## WRITTEN TASK
Transcribe the material below exactly as it appears.

## LISTING
● ● ● ● ●
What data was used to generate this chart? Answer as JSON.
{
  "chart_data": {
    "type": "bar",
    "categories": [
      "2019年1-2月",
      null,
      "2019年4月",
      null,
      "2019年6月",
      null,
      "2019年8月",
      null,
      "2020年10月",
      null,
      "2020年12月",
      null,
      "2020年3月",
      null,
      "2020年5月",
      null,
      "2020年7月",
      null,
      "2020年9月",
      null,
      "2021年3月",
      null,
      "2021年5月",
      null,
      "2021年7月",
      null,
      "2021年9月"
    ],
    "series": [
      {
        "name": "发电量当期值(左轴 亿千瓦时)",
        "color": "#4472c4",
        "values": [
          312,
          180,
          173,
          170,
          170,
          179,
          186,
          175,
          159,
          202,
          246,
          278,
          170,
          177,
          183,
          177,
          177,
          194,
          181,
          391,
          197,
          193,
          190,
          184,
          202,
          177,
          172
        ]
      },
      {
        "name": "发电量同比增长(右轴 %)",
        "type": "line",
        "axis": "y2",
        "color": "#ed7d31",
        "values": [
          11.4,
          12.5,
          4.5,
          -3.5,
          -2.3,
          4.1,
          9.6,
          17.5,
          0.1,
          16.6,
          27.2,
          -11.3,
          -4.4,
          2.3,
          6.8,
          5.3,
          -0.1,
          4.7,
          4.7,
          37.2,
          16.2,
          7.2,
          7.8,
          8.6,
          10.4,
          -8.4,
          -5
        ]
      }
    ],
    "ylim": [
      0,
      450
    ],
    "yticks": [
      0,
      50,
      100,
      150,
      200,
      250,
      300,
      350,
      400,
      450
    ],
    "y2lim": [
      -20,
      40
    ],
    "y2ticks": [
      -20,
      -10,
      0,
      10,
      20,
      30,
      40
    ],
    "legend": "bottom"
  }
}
● ● ● ● ●
## WRITTEN ANSWER
What data was used to generate this chart? Answer as JSON.
{
  "chart_data": {
    "type": "bar",
    "categories": [
      "2019年1-2月",
      null,
      "2019年4月",
      null,
      "2019年6月",
      null,
      "2019年8月",
      null,
      "2020年10月",
      null,
      "2020年12月",
      null,
      "2020年3月",
      null,
      "2020年5月",
      null,
      "2020年7月",
      null,
      "2020年9月",
      null,
      "2021年3月",
      null,
      "2021年5月",
      null,
      "2021年7月",
      null,
      "2021年9月"
    ],
    "series": [
      {
        "name": "发电量当期值(左轴 亿千瓦时)",
        "color": "#4472c4",
        "values": [
          312,
          180,
          173,
          170,
          170,
          179,
          186,
          175,
          159,
          202,
          246,
          278,
          170,
          177,
          183,
          177,
          177,
          194,
          181,
          391,
          197,
          193,
          190,
          184,
          202,
          177,
          172
        ]
      },
      {
        "name": "发电量同比增长(右轴 %)",
        "type": "line",
        "axis": "y2",
        "color": "#ed7d31",
        "values": [
          11.4,
          12.5,
          4.5,
          -3.5,
          -2.3,
          4.1,
          9.6,
          17.5,
          0.1,
          16.6,
          27.2,
          -11.3,
          -4.4,
          2.3,
          6.8,
          5.3,
          -0.1,
          4.7,
          4.7,
          37.2,
          16.2,
          7.2,
          7.8,
          8.6,
          10.4,
          -8.4,
          -5
        ]
      }
    ],
    "ylim": [
      0,
      450
    ],
    "yticks": [
      0,
      50,
      100,
      150,
      200,
      250,
      300,
      350,
      400,
      450
    ],
    "y2lim": [
      -20,
      40
    ],
    "y2ticks": [
      -20,
      -10,
      0,
      10,
      20,
      30,
      40
    ],
    "legend": "bottom"
  }
}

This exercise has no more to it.